:: STATED TASK ::
Every line of the material is to be repeated exactly as it stands.

Stored data:
----------------------------------------

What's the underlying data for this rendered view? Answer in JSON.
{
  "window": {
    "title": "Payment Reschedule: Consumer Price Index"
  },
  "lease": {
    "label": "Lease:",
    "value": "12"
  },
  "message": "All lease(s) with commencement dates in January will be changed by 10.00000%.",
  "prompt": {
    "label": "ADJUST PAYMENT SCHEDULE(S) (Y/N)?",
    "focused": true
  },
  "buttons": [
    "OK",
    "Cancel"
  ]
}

----------------------------------------

:: FINAL ANSWER ::
What's the underlying data for this rendered view? Answer in JSON.
{
  "window": {
    "title": "Payment Reschedule: Consumer Price Index"
  },
  "lease": {
    "label": "Lease:",
    "value": "12"
  },
  "message": "All lease(s) with commencement dates in January will be changed by 10.00000%.",
  "prompt": {
    "label": "ADJUST PAYMENT SCHEDULE(S) (Y/N)?",
    "focused": true
  },
  "buttons": [
    "OK",
    "Cancel"
  ]
}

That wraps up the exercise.